## What you need to do
Pick out each line of the records that includes the string "PowerShell", and copy it.

## Data for processing
--------------------------------
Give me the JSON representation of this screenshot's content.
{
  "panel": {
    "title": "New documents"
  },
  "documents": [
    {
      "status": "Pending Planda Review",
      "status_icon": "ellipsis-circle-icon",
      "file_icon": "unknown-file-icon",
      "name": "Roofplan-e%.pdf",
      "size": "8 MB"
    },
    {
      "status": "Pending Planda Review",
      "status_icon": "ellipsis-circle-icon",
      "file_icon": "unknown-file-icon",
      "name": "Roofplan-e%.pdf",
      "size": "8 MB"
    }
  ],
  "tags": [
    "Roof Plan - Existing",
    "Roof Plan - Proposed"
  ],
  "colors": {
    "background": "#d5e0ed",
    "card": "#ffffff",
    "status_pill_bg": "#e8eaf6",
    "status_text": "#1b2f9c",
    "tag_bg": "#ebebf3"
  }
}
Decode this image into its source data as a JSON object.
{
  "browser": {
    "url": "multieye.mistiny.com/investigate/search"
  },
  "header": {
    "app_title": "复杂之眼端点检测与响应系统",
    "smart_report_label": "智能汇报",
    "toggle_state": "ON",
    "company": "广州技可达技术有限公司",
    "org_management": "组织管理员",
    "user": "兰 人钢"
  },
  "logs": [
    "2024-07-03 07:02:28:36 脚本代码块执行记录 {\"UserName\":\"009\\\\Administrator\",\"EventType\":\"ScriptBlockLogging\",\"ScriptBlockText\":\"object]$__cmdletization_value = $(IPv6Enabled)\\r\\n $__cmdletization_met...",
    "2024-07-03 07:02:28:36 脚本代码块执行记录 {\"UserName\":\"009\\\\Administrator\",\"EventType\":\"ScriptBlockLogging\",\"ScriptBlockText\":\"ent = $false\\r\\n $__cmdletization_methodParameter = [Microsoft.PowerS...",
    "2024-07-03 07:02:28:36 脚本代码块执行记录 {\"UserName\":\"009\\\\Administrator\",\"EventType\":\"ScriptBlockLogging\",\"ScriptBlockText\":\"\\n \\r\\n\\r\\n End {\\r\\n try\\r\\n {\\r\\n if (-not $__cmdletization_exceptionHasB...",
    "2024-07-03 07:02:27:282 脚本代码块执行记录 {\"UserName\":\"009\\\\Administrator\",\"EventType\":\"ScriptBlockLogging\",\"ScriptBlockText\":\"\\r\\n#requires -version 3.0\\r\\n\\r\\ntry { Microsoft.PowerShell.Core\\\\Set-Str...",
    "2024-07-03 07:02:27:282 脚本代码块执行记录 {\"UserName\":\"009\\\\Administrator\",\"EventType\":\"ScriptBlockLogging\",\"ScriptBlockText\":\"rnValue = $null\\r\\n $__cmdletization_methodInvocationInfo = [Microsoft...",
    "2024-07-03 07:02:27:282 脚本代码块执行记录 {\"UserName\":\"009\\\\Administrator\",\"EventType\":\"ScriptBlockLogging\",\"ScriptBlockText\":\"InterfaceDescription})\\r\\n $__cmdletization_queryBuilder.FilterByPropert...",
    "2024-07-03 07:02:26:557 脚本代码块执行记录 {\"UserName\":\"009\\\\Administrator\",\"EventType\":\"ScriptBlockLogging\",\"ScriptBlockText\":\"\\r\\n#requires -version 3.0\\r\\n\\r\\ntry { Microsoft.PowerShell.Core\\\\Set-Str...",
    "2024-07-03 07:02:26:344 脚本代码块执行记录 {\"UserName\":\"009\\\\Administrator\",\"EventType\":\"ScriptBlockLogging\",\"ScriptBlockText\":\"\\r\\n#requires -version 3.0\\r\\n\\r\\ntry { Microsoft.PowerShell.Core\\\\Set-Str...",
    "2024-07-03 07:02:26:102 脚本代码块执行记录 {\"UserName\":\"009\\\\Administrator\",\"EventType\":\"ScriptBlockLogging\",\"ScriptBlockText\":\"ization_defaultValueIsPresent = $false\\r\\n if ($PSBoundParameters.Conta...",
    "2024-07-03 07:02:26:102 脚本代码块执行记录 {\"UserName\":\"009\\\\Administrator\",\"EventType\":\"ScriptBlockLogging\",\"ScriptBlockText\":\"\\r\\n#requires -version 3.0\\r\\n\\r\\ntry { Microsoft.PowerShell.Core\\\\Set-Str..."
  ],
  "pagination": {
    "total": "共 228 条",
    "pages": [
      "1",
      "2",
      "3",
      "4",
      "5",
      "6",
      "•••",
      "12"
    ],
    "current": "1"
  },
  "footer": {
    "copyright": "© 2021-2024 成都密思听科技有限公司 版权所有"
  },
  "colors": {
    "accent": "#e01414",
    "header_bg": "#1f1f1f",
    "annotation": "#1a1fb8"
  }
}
--------------------------------
## Expected answer
    "2024-07-03 07:02:27:282 脚本代码块执行记录 {\"UserName\":\"009\\\\Administrator\",\"EventType\":\"ScriptBlockLogging\",\"ScriptBlockText\":\"\\r\\n#requires -version 3.0\\r\\n\\r\\ntry { Microsoft.PowerShell.Core\\\\Set-Str...",
    "2024-07-03 07:02:26:557 脚本代码块执行记录 {\"UserName\":\"009\\\\Administrator\",\"EventType\":\"ScriptBlockLogging\",\"ScriptBlockText\":\"\\r\\n#requires -version 3.0\\r\\n\\r\\ntry { Microsoft.PowerShell.Core\\\\Set-Str...",
    "2024-07-03 07:02:26:344 脚本代码块执行记录 {\"UserName\":\"009\\\\Administrator\",\"EventType\":\"ScriptBlockLogging\",\"ScriptBlockText\":\"\\r\\n#requires -version 3.0\\r\\n\\r\\ntry { Microsoft.PowerShell.Core\\\\Set-Str...",
    "2024-07-03 07:02:26:102 脚本代码块执行记录 {\"UserName\":\"009\\\\Administrator\",\"EventType\":\"ScriptBlockLogging\",\"ScriptBlockText\":\"\\r\\n#requires -version 3.0\\r\\n\\r\\ntry { Microsoft.PowerShell.Core\\\\Set-Str..."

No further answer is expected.